(Stored data entries)
## start

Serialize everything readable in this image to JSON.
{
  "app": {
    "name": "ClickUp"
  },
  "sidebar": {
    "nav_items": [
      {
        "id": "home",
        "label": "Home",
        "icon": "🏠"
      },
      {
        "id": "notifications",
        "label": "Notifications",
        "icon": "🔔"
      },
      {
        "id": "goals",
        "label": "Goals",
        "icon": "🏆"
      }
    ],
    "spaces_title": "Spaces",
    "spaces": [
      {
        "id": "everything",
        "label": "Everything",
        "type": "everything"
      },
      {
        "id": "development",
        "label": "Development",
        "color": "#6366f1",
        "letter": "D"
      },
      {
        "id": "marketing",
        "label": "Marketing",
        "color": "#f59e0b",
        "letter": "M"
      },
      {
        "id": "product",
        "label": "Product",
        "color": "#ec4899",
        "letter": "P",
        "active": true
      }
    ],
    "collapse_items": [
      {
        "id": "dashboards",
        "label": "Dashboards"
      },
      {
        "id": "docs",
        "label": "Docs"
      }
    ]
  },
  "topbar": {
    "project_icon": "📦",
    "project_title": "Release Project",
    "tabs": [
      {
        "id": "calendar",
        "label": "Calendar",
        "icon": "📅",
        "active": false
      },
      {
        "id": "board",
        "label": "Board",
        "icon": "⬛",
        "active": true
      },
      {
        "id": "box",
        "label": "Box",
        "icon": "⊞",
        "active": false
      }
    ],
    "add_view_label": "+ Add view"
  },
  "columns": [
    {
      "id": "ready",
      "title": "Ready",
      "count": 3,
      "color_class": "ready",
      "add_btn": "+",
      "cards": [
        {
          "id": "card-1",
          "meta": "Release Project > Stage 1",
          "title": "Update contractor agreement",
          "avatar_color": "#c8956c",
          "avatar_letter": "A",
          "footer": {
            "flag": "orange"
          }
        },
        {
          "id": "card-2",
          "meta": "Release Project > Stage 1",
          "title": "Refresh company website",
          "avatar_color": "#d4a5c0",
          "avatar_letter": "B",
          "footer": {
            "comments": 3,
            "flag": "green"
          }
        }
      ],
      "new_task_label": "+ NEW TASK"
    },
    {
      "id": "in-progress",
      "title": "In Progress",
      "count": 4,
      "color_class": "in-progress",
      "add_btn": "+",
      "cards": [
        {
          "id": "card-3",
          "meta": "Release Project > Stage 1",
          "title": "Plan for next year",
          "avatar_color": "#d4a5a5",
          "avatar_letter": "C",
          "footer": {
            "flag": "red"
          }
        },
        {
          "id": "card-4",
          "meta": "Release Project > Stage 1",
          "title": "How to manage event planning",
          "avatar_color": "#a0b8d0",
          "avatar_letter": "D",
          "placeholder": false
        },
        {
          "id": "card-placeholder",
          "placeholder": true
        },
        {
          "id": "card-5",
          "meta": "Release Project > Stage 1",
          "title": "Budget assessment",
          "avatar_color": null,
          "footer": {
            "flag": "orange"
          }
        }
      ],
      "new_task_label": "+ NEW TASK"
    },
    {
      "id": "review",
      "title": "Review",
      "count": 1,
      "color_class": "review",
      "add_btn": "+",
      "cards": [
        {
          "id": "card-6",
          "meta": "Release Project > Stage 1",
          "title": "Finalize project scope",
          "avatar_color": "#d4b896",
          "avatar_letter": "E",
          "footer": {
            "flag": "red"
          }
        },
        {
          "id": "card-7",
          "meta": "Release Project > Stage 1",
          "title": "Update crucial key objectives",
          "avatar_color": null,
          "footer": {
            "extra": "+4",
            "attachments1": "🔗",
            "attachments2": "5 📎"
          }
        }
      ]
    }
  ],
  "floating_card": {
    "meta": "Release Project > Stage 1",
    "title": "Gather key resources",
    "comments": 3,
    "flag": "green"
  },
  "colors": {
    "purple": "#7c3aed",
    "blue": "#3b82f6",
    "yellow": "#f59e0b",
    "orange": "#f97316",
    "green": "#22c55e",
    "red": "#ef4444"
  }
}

## end

→ INSTRUCTIONS FOR THE TASK
Here, the records must be output exactly and in full.

→ TASK RESPONSE
Serialize everything readable in this image to JSON.
{
  "app": {
    "name": "ClickUp"
  },
  "sidebar": {
    "nav_items": [
      {
        "id": "home",
        "label": "Home",
        "icon": "🏠"
      },
      {
        "id": "notifications",
        "label": "Notifications",
        "icon": "🔔"
      },
      {
        "id": "goals",
        "label": "Goals",
        "icon": "🏆"
      }
    ],
    "spaces_title": "Spaces",
    "spaces": [
      {
        "id": "everything",
        "label": "Everything",
        "type": "everything"
      },
      {
        "id": "development",
        "label": "Development",
        "color": "#6366f1",
        "letter": "D"
      },
      {
        "id": "marketing",
        "label": "Marketing",
        "color": "#f59e0b",
        "letter": "M"
      },
      {
        "id": "product",
        "label": "Product",
        "color": "#ec4899",
        "letter": "P",
        "active": true
      }
    ],
    "collapse_items": [
      {
        "id": "dashboards",
        "label": "Dashboards"
      },
      {
        "id": "docs",
        "label": "Docs"
      }
    ]
  },
  "topbar": {
    "project_icon": "📦",
    "project_title": "Release Project",
    "tabs": [
      {
        "id": "calendar",
        "label": "Calendar",
        "icon": "📅",
        "active": false
      },
      {
        "id": "board",
        "label": "Board",
        "icon": "⬛",
        "active": true
      },
      {
        "id": "box",
        "label": "Box",
        "icon": "⊞",
        "active": false
      }
    ],
    "add_view_label": "+ Add view"
  },
  "columns": [
    {
      "id": "ready",
      "title": "Ready",
      "count": 3,
      "color_class": "ready",
      "add_btn": "+",
      "cards": [
        {
          "id": "card-1",
          "meta": "Release Project > Stage 1",
          "title": "Update contractor agreement",
          "avatar_color": "#c8956c",
          "avatar_letter": "A",
          "footer": {
            "flag": "orange"
          }
        },
        {
          "id": "card-2",
          "meta": "Release Project > Stage 1",
          "title": "Refresh company website",
          "avatar_color": "#d4a5c0",
          "avatar_letter": "B",
          "footer": {
            "comments": 3,
            "flag": "green"
          }
        }
      ],
      "new_task_label": "+ NEW TASK"
    },
    {
      "id": "in-progress",
      "title": "In Progress",
      "count": 4,
      "color_class": "in-progress",
      "add_btn": "+",
      "cards": [
        {
          "id": "card-3",
          "meta": "Release Project > Stage 1",
          "title": "Plan for next year",
          "avatar_color": "#d4a5a5",
          "avatar_letter": "C",
          "footer": {
            "flag": "red"
          }
        },
        {
          "id": "card-4",
          "meta": "Release Project > Stage 1",
          "title": "How to manage event planning",
          "avatar_color": "#a0b8d0",
          "avatar_letter": "D",
          "placeholder": false
        },
        {
          "id": "card-placeholder",
          "placeholder": true
        },
        {
          "id": "card-5",
          "meta": "Release Project > Stage 1",
          "title": "Budget assessment",
          "avatar_color": null,
          "footer": {
            "flag": "orange"
          }
        }
      ],
      "new_task_label": "+ NEW TASK"
    },
    {
      "id": "review",
      "title": "Review",
      "count": 1,
      "color_class": "review",
      "add_btn": "+",
      "cards": [
        {
          "id": "card-6",
          "meta": "Release Project > Stage 1",
          "title": "Finalize project scope",
          "avatar_color": "#d4b896",
          "avatar_letter": "E",
          "footer": {
            "flag": "red"
          }
        },
        {
          "id": "card-7",
          "meta": "Release Project > Stage 1",
          "title": "Update crucial key objectives",
          "avatar_color": null,
          "footer": {
            "extra": "+4",
            "attachments1": "🔗",
            "attachments2": "5 📎"
          }
        }
      ]
    }
  ],
  "floating_card": {
    "meta": "Release Project > Stage 1",
    "title": "Gather key resources",
    "comments": 3,
    "flag": "green"
  },
  "colors": {
    "purple": "#7c3aed",
    "blue": "#3b82f6",
    "yellow": "#f59e0b",
    "orange": "#f97316",
    "green": "#22c55e",
    "red": "#ef4444"
  }
}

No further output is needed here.